[START]

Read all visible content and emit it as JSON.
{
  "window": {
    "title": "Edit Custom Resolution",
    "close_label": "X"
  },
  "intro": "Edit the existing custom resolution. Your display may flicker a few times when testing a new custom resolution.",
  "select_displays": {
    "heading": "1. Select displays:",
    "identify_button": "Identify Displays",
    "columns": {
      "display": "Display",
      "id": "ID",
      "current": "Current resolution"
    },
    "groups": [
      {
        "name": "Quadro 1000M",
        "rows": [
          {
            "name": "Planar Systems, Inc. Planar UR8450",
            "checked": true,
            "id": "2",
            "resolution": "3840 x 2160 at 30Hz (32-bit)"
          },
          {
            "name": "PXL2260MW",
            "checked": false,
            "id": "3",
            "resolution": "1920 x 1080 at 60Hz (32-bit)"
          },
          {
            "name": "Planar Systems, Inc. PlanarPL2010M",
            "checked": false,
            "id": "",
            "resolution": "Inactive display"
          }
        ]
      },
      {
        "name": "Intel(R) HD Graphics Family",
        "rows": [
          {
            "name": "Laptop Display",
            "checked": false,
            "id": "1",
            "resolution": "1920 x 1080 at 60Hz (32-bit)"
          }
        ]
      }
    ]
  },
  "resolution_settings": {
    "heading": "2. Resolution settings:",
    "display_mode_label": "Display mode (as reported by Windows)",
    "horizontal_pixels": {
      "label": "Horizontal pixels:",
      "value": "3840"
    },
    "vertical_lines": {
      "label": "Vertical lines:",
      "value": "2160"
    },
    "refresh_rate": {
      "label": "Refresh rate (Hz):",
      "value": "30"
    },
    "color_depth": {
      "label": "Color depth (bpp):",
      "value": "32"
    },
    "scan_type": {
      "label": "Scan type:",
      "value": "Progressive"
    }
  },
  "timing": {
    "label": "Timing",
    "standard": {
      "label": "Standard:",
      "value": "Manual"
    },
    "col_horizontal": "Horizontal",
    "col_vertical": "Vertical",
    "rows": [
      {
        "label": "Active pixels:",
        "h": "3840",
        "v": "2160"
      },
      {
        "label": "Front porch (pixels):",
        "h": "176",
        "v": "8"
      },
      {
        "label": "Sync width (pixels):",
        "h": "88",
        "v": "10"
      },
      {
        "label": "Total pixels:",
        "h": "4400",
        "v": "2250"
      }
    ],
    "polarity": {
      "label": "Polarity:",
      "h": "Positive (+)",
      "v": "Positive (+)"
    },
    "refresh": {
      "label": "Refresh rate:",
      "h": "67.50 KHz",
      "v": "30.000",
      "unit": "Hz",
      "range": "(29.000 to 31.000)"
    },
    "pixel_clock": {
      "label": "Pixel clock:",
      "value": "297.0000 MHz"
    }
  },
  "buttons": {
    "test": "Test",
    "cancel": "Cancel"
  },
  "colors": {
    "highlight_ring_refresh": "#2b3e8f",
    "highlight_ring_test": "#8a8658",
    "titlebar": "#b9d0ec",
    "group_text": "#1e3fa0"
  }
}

[END]

▶ [Set task]: Repeat every record exactly as written, please.

▶ [Response to this exercise]:
Read all visible content and emit it as JSON.
{
  "window": {
    "title": "Edit Custom Resolution",
    "close_label": "X"
  },
  "intro": "Edit the existing custom resolution. Your display may flicker a few times when testing a new custom resolution.",
  "select_displays": {
    "heading": "1. Select displays:",
    "identify_button": "Identify Displays",
    "columns": {
      "display": "Display",
      "id": "ID",
      "current": "Current resolution"
    },
    "groups": [
      {
        "name": "Quadro 1000M",
        "rows": [
          {
            "name": "Planar Systems, Inc. Planar UR8450",
            "checked": true,
            "id": "2",
            "resolution": "3840 x 2160 at 30Hz (32-bit)"
          },
          {
            "name": "PXL2260MW",
            "checked": false,
            "id": "3",
            "resolution": "1920 x 1080 at 60Hz (32-bit)"
          },
          {
            "name": "Planar Systems, Inc. PlanarPL2010M",
            "checked": false,
            "id": "",
            "resolution": "Inactive display"
          }
        ]
      },
      {
        "name": "Intel(R) HD Graphics Family",
        "rows": [
          {
            "name": "Laptop Display",
            "checked": false,
            "id": "1",
            "resolution": "1920 x 1080 at 60Hz (32-bit)"
          }
        ]
      }
    ]
  },
  "resolution_settings": {
    "heading": "2. Resolution settings:",
    "display_mode_label": "Display mode (as reported by Windows)",
    "horizontal_pixels": {
      "label": "Horizontal pixels:",
      "value": "3840"
    },
    "vertical_lines": {
      "label": "Vertical lines:",
      "value": "2160"
    },
    "refresh_rate": {
      "label": "Refresh rate (Hz):",
      "value": "30"
    },
    "color_depth": {
      "label": "Color depth (bpp):",
      "value": "32"
    },
    "scan_type": {
      "label": "Scan type:",
      "value": "Progressive"
    }
  },
  "timing": {
    "label": "Timing",
    "standard": {
      "label": "Standard:",
      "value": "Manual"
    },
    "col_horizontal": "Horizontal",
    "col_vertical": "Vertical",
    "rows": [
      {
        "label": "Active pixels:",
        "h": "3840",
        "v": "2160"
      },
      {
        "label": "Front porch (pixels):",
        "h": "176",
        "v": "8"
      },
      {
        "label": "Sync width (pixels):",
        "h": "88",
        "v": "10"
      },
      {
        "label": "Total pixels:",
        "h": "4400",
        "v": "2250"
      }
    ],
    "polarity": {
      "label": "Polarity:",
      "h": "Positive (+)",
      "v": "Positive (+)"
    },
    "refresh": {
      "label": "Refresh rate:",
      "h": "67.50 KHz",
      "v": "30.000",
      "unit": "Hz",
      "range": "(29.000 to 31.000)"
    },
    "pixel_clock": {
      "label": "Pixel clock:",
      "value": "297.0000 MHz"
    }
  },
  "buttons": {
    "test": "Test",
    "cancel": "Cancel"
  },
  "colors": {
    "highlight_ring_refresh": "#2b3e8f",
    "highlight_ring_test": "#8a8658",
    "titlebar": "#b9d0ec",
    "group_text": "#1e3fa0"
  }
}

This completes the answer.